# Your objective
Find every line in the records below that holds the word "consome", and copy each one.

Start of Records supplied

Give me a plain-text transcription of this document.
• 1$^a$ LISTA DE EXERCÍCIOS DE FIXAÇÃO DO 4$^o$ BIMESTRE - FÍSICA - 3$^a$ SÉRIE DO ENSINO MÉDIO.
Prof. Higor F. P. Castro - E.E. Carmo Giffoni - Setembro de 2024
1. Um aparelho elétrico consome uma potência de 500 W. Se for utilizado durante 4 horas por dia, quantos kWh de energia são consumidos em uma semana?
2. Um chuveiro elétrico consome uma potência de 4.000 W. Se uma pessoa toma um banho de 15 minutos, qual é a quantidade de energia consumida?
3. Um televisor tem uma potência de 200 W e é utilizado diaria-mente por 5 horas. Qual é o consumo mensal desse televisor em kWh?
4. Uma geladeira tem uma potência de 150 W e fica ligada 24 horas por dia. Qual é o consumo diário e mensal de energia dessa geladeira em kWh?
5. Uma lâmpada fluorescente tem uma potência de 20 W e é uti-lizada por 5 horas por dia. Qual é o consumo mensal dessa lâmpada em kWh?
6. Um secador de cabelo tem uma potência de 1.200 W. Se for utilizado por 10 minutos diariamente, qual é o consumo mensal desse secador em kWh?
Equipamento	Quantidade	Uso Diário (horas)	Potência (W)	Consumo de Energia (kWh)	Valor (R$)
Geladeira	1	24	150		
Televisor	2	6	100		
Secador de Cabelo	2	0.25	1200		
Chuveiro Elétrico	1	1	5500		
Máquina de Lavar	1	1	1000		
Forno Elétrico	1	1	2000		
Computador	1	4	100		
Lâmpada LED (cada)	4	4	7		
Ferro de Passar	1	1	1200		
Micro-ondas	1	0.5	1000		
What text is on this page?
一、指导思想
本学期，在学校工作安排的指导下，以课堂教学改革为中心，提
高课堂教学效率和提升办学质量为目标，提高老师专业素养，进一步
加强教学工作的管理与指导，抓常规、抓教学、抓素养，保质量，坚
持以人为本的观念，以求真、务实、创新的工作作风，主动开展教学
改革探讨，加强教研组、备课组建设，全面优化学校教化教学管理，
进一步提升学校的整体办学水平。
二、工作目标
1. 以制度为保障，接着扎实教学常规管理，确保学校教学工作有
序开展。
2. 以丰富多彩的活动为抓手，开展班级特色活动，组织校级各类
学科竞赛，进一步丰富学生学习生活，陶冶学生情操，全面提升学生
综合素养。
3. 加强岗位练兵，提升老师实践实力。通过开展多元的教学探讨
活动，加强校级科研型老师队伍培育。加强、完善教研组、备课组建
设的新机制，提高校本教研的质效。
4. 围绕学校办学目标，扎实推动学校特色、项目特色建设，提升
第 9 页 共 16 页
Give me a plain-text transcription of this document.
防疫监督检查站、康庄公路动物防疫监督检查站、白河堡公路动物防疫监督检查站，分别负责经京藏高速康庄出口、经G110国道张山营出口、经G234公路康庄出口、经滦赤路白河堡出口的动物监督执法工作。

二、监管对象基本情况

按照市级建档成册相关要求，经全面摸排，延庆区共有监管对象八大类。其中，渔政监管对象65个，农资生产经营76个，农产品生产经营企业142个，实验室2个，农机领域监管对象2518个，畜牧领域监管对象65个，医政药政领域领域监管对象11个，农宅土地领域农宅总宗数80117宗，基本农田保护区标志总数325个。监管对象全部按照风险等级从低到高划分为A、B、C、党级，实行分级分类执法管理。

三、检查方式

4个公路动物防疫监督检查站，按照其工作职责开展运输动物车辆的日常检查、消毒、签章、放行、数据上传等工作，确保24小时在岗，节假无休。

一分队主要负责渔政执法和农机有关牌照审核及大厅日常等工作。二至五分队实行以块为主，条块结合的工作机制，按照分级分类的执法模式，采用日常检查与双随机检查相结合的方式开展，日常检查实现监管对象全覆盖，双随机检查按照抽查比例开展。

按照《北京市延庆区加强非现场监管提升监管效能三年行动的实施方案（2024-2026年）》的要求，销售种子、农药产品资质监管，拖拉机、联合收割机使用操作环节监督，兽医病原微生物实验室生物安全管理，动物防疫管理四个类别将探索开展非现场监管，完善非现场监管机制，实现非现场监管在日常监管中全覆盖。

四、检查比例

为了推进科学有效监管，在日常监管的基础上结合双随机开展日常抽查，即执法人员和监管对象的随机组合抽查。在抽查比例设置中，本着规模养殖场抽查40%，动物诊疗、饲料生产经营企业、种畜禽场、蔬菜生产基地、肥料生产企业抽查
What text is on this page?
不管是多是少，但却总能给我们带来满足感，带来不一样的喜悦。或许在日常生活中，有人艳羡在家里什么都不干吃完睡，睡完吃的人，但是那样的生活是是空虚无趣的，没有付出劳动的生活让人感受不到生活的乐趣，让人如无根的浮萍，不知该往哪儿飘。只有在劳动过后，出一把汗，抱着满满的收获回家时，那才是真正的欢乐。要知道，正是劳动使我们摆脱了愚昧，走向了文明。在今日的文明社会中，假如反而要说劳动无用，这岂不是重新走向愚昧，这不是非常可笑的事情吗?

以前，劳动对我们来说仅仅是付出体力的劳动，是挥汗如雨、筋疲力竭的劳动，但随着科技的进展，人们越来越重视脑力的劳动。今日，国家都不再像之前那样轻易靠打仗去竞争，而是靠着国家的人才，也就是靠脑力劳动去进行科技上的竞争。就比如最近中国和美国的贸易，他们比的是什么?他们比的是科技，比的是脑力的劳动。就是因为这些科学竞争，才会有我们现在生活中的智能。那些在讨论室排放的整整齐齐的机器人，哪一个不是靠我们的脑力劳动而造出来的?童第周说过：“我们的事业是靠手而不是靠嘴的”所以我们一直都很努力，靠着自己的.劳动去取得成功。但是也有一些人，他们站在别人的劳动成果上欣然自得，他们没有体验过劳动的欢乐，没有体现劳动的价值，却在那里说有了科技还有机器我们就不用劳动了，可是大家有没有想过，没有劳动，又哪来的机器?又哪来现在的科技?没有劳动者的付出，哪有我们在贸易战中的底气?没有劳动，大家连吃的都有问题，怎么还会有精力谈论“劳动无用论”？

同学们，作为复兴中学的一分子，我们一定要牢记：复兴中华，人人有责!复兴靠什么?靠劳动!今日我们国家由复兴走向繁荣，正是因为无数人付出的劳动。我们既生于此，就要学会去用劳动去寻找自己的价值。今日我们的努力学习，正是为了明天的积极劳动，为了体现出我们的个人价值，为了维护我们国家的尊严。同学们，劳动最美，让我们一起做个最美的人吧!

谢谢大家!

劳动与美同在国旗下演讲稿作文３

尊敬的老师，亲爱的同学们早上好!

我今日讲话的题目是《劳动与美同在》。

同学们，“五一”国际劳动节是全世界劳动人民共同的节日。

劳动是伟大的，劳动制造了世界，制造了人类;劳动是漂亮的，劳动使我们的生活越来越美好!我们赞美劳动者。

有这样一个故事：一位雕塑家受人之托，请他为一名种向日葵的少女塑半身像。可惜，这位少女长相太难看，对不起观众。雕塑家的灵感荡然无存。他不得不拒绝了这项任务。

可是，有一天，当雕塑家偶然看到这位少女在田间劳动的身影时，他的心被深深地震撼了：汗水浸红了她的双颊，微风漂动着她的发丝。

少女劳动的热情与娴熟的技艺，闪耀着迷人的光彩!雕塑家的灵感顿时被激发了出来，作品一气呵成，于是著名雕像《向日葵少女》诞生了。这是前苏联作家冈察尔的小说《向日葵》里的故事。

End of Records supplied

# Exercise solution
1. Um aparelho elétrico consome uma potência de 500 W. Se for utilizado durante 4 horas por dia, quantos kWh de energia são consumidos em uma semana?
2. Um chuveiro elétrico consome uma potência de 4.000 W. Se uma pessoa toma um banho de 15 minutos, qual é a quantidade de energia consumida?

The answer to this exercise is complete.